→ **TASK PROMPT**
Look through the data for the string "Caméra". Copy every line where it is found.
--*--
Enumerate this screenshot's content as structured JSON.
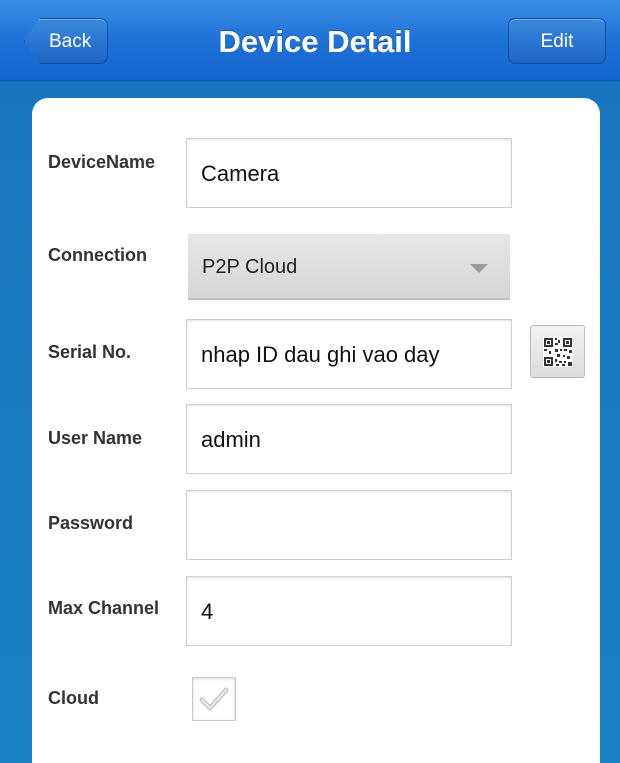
{
  "header": {
    "back_label": "Back",
    "title": "Device Detail",
    "edit_label": "Edit"
  },
  "form": {
    "device_name": {
      "label": "DeviceName",
      "value": "Camera"
    },
    "connection": {
      "label": "Connection",
      "selected": "P2P Cloud"
    },
    "serial_no": {
      "label": "Serial No.",
      "value": "nhap ID dau ghi vao day"
    },
    "user_name": {
      "label": "User Name",
      "value": "admin"
    },
    "password": {
      "label": "Password",
      "value": ""
    },
    "max_channel": {
      "label": "Max Channel",
      "value": "4"
    },
    "cloud": {
      "label": "Cloud",
      "checked": true
    }
  },
  "icons": {
    "back": "back-arrow-shape",
    "qr": "qr-code-icon",
    "dropdown": "chevron-down-icon",
    "check": "check-icon"
  },
  "colors": {
    "header_blue": "#1d6fd6",
    "background_blue": "#1a7cc4",
    "card": "#ffffff"
  }
}
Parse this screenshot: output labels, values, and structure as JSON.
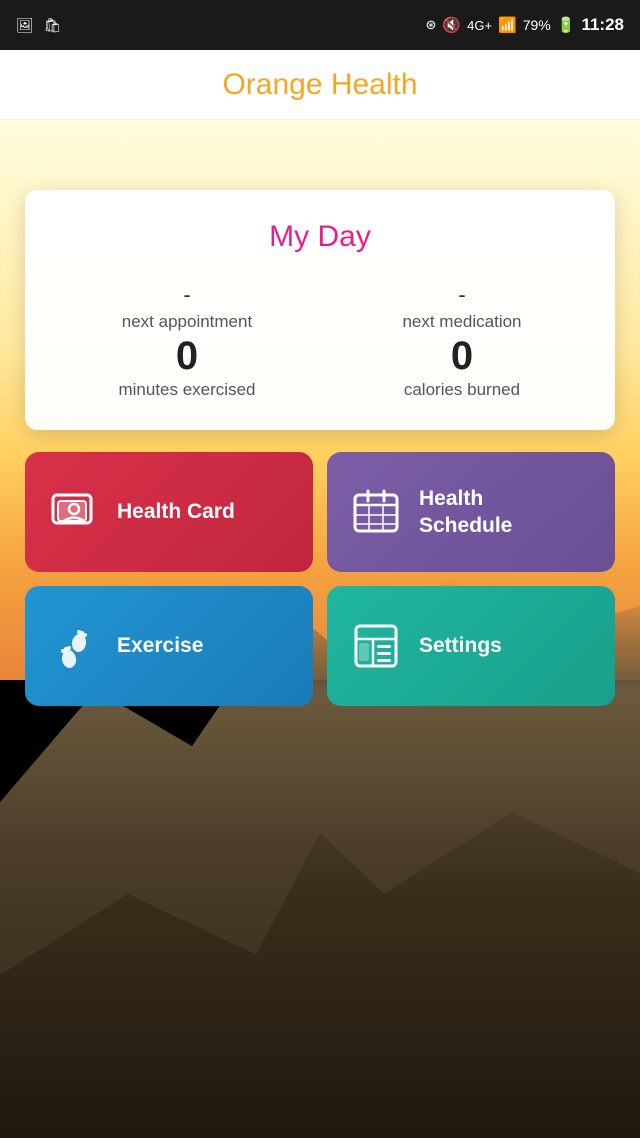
{
  "statusBar": {
    "time": "11:28",
    "battery": "79%",
    "signal": "4G+"
  },
  "header": {
    "title": "Orange Health",
    "titleColor": "#f5a623"
  },
  "myDay": {
    "title": "My Day",
    "nextAppointmentDash": "-",
    "nextAppointmentLabel": "next appointment",
    "nextMedicationDash": "-",
    "nextMedicationLabel": "next medication",
    "minutesExercised": "0",
    "minutesExercisedLabel": "minutes exercised",
    "caloriesBurned": "0",
    "caloriesBurnedLabel": "calories burned"
  },
  "actions": {
    "healthCard": "Health Card",
    "healthScheduleLine1": "Health",
    "healthScheduleLine2": "Schedule",
    "exercise": "Exercise",
    "settings": "Settings"
  }
}
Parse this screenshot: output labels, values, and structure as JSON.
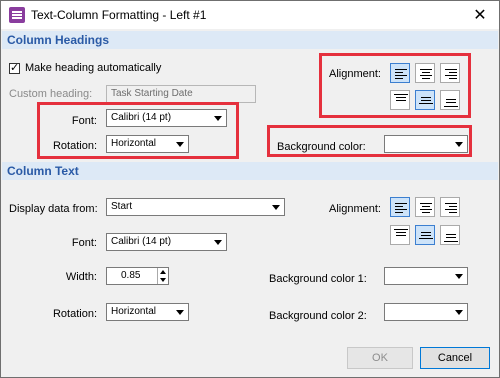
{
  "window": {
    "title": "Text-Column Formatting - Left #1",
    "close_label": "✕"
  },
  "headings": {
    "section_title": "Column Headings",
    "make_heading_label": "Make heading automatically",
    "make_heading_checked": true,
    "custom_heading_label": "Custom heading:",
    "custom_heading_value": "Task Starting Date",
    "font_label": "Font:",
    "font_value": "Calibri (14 pt)",
    "rotation_label": "Rotation:",
    "rotation_value": "Horizontal",
    "alignment_label": "Alignment:",
    "background_label": "Background color:",
    "background_value": ""
  },
  "text": {
    "section_title": "Column Text",
    "display_label": "Display data from:",
    "display_value": "Start",
    "font_label": "Font:",
    "font_value": "Calibri (14 pt)",
    "width_label": "Width:",
    "width_value": "0.85",
    "rotation_label": "Rotation:",
    "rotation_value": "Horizontal",
    "alignment_label": "Alignment:",
    "background1_label": "Background color 1:",
    "background1_value": "",
    "background2_label": "Background color 2:",
    "background2_value": ""
  },
  "footer": {
    "ok_label": "OK",
    "cancel_label": "Cancel"
  },
  "colors": {
    "highlight": "#e5303d",
    "section_bg": "#dde9f6",
    "section_text": "#2a5aa6",
    "selected_btn": "#cde3f9"
  }
}
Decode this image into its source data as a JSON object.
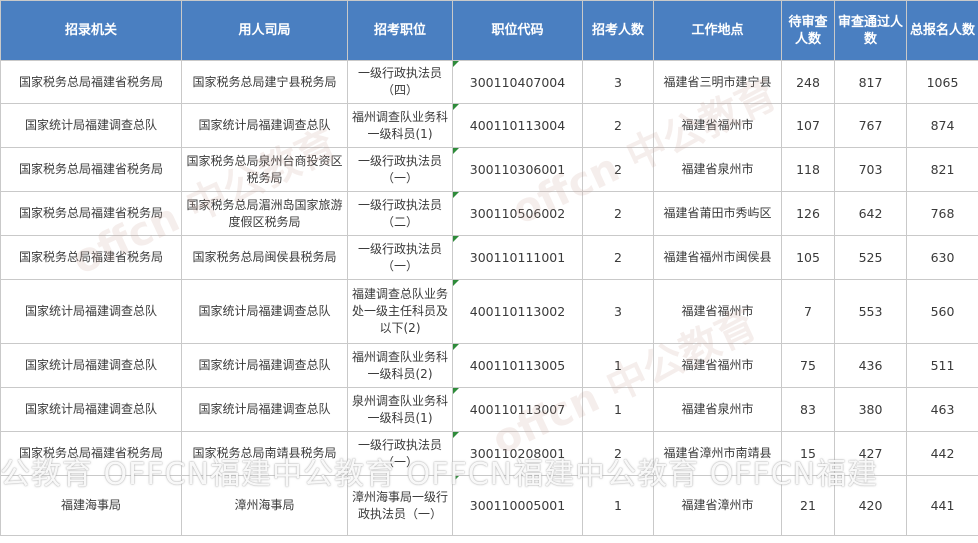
{
  "headers": [
    "招录机关",
    "用人司局",
    "招考职位",
    "职位代码",
    "招考人数",
    "工作地点",
    "待审查人数",
    "审查通过人数",
    "总报名人数"
  ],
  "rows": [
    {
      "agency": "国家税务总局福建省税务局",
      "dept": "国家税务总局建宁县税务局",
      "position": "一级行政执法员（四）",
      "code": "300110407004",
      "count": "3",
      "location": "福建省三明市建宁县",
      "pending": "248",
      "passed": "817",
      "total": "1065"
    },
    {
      "agency": "国家统计局福建调查总队",
      "dept": "国家统计局福建调查总队",
      "position": "福州调查队业务科一级科员(1)",
      "code": "400110113004",
      "count": "2",
      "location": "福建省福州市",
      "pending": "107",
      "passed": "767",
      "total": "874"
    },
    {
      "agency": "国家税务总局福建省税务局",
      "dept": "国家税务总局泉州台商投资区税务局",
      "position": "一级行政执法员（一）",
      "code": "300110306001",
      "count": "2",
      "location": "福建省泉州市",
      "pending": "118",
      "passed": "703",
      "total": "821"
    },
    {
      "agency": "国家税务总局福建省税务局",
      "dept": "国家税务总局湄洲岛国家旅游度假区税务局",
      "position": "一级行政执法员（二）",
      "code": "300110506002",
      "count": "2",
      "location": "福建省莆田市秀屿区",
      "pending": "126",
      "passed": "642",
      "total": "768"
    },
    {
      "agency": "国家税务总局福建省税务局",
      "dept": "国家税务总局闽侯县税务局",
      "position": "一级行政执法员（一）",
      "code": "300110111001",
      "count": "2",
      "location": "福建省福州市闽侯县",
      "pending": "105",
      "passed": "525",
      "total": "630"
    },
    {
      "agency": "国家统计局福建调查总队",
      "dept": "国家统计局福建调查总队",
      "position": "福建调查总队业务处一级主任科员及以下(2)",
      "code": "400110113002",
      "count": "3",
      "location": "福建省福州市",
      "pending": "7",
      "passed": "553",
      "total": "560"
    },
    {
      "agency": "国家统计局福建调查总队",
      "dept": "国家统计局福建调查总队",
      "position": "福州调查队业务科一级科员(2)",
      "code": "400110113005",
      "count": "1",
      "location": "福建省福州市",
      "pending": "75",
      "passed": "436",
      "total": "511"
    },
    {
      "agency": "国家统计局福建调查总队",
      "dept": "国家统计局福建调查总队",
      "position": "泉州调查队业务科一级科员(1)",
      "code": "400110113007",
      "count": "1",
      "location": "福建省泉州市",
      "pending": "83",
      "passed": "380",
      "total": "463"
    },
    {
      "agency": "国家税务总局福建省税务局",
      "dept": "国家税务总局南靖县税务局",
      "position": "一级行政执法员（一）",
      "code": "300110208001",
      "count": "2",
      "location": "福建省漳州市南靖县",
      "pending": "15",
      "passed": "427",
      "total": "442"
    },
    {
      "agency": "福建海事局",
      "dept": "漳州海事局",
      "position": "漳州海事局一级行政执法员（一）",
      "code": "300110005001",
      "count": "1",
      "location": "福建省漳州市",
      "pending": "21",
      "passed": "420",
      "total": "441"
    }
  ],
  "watermark": "公教育 OFFCN福建中公教育 OFFCN福建中公教育 OFFCN福建",
  "faint_watermark": "offcn 中公教育"
}
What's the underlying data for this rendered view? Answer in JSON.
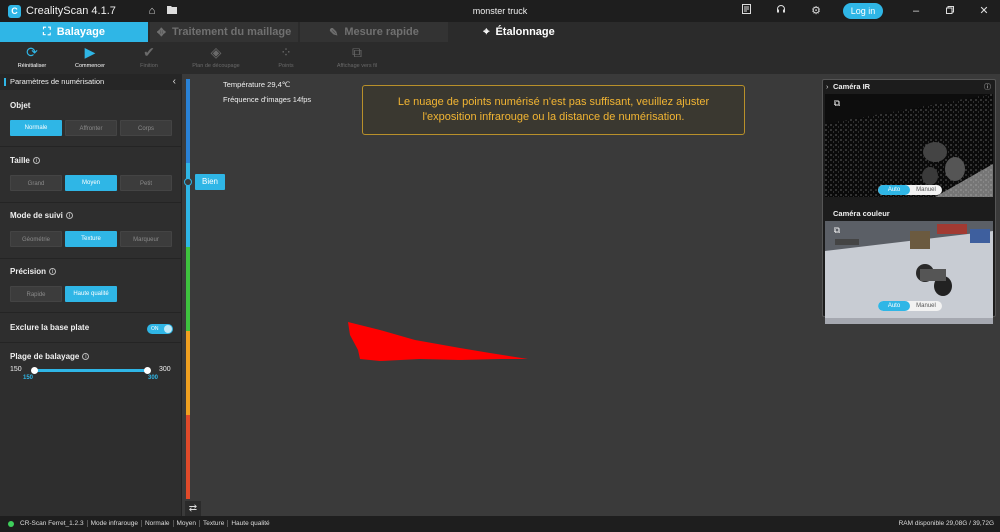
{
  "app": {
    "title": "CrealityScan 4.1.7",
    "project": "monster truck",
    "login": "Log in"
  },
  "tabs": [
    {
      "label": "Balayage"
    },
    {
      "label": "Traitement du maillage"
    },
    {
      "label": "Mesure rapide"
    },
    {
      "label": "Étalonnage"
    }
  ],
  "toolbar": {
    "reset": "Réinitialiser",
    "start": "Commencer",
    "finish": "Finition",
    "crop": "Plan de découpage",
    "pointcloud": "Points",
    "fit": "Affichage vers fil"
  },
  "panel": {
    "title": "Paramètres de numérisation",
    "object": {
      "label": "Objet",
      "options": [
        "Normale",
        "Affronter",
        "Corps"
      ],
      "selected": "Normale"
    },
    "size": {
      "label": "Taille",
      "options": [
        "Grand",
        "Moyen",
        "Petit"
      ],
      "selected": "Moyen"
    },
    "tracking": {
      "label": "Mode de suivi",
      "options": [
        "Géométrie",
        "Texture",
        "Marqueur"
      ],
      "selected": "Texture"
    },
    "precision": {
      "label": "Précision",
      "options": [
        "Rapide",
        "Haute qualité"
      ],
      "selected": "Haute qualité"
    },
    "exclude_base": {
      "label": "Exclure la base plate",
      "state": "ON"
    },
    "range": {
      "label": "Plage de balayage",
      "min": "150",
      "max": "300",
      "low": "150",
      "high": "300"
    }
  },
  "viewport": {
    "temperature": "Température 29,4℃",
    "framerate": "Fréquence d'images 14fps",
    "gauge_label": "Bien",
    "warning": "Le nuage de points numérisé n'est pas suffisant, veuillez ajuster l'exposition infrarouge ou la distance de numérisation.",
    "gauge_colors": [
      "#2a82d6",
      "#2fb6e6",
      "#3ec23e",
      "#f0a020",
      "#e04a2a"
    ]
  },
  "cameras": {
    "ir_title": "Caméra IR",
    "color_title": "Caméra couleur",
    "auto": "Auto",
    "manual": "Manuel"
  },
  "status": {
    "device": "CR-Scan Ferret_1.2.3",
    "mode": "Mode infrarouge",
    "object": "Normale",
    "size": "Moyen",
    "tracking": "Texture",
    "quality": "Haute qualité",
    "ram": "RAM disponible 29,08G / 39,72G"
  },
  "colors": {
    "accent": "#2fb6e6",
    "warning": "#f2b533",
    "cloud": "#ff0000"
  }
}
--*--
→ **ANSWER BELOW**
    "ir_title": "Caméra IR",
    "color_title": "Caméra couleur",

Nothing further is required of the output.